-- start of Data for this exercise --

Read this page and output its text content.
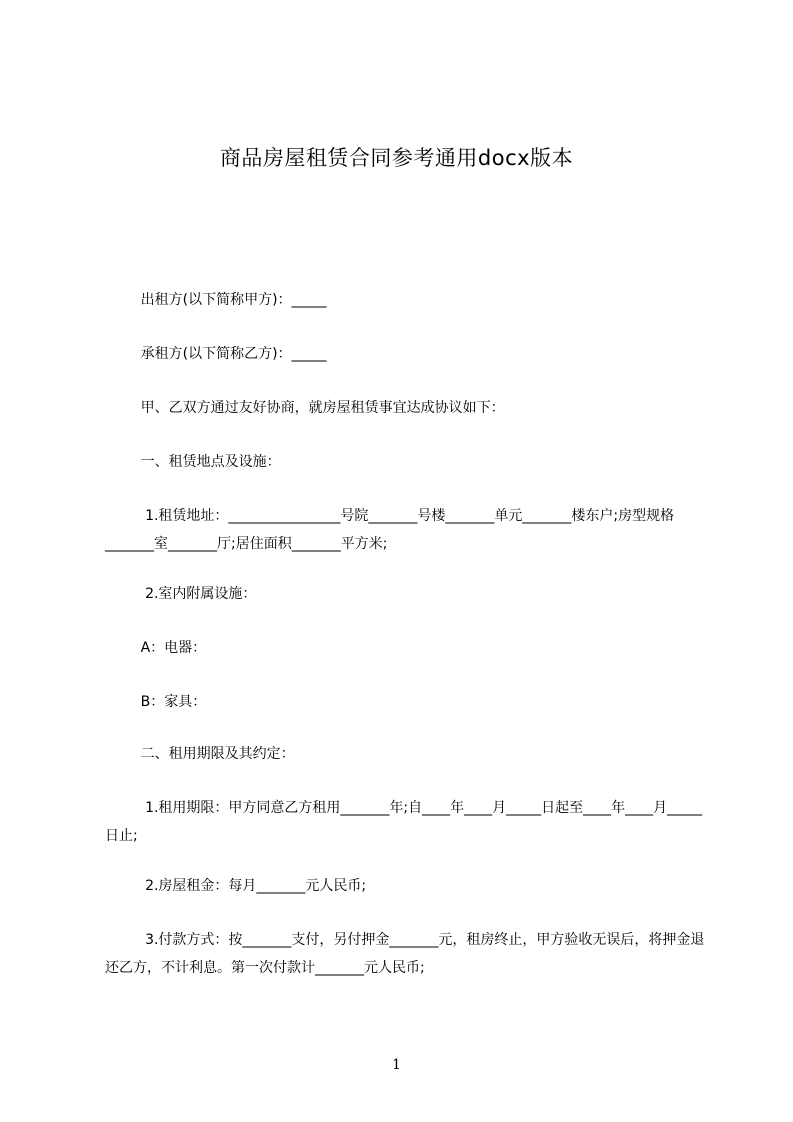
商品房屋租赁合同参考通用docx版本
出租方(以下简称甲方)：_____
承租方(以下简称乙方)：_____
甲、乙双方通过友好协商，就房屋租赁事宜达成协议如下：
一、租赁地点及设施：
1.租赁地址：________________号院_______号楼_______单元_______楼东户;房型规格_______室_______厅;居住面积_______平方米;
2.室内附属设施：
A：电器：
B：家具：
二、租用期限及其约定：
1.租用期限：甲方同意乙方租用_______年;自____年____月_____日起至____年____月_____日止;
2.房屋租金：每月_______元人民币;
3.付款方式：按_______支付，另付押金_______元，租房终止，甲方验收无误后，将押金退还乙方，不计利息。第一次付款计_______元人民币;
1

-- end of Data for this exercise --

_What is asked_
Go through the listing above and write it all out exactly, leaving out any picture.

_Output of the task_
Read this page and output its text content.
商品房屋租赁合同参考通用docx版本
出租方(以下简称甲方)：_____
承租方(以下简称乙方)：_____
甲、乙双方通过友好协商，就房屋租赁事宜达成协议如下：
一、租赁地点及设施：
1.租赁地址：________________号院_______号楼_______单元_______楼东户;房型规格_______室_______厅;居住面积_______平方米;
2.室内附属设施：
A：电器：
B：家具：
二、租用期限及其约定：
1.租用期限：甲方同意乙方租用_______年;自____年____月_____日起至____年____月_____日止;
2.房屋租金：每月_______元人民币;
3.付款方式：按_______支付，另付押金_______元，租房终止，甲方验收无误后，将押金退还乙方，不计利息。第一次付款计_______元人民币;
1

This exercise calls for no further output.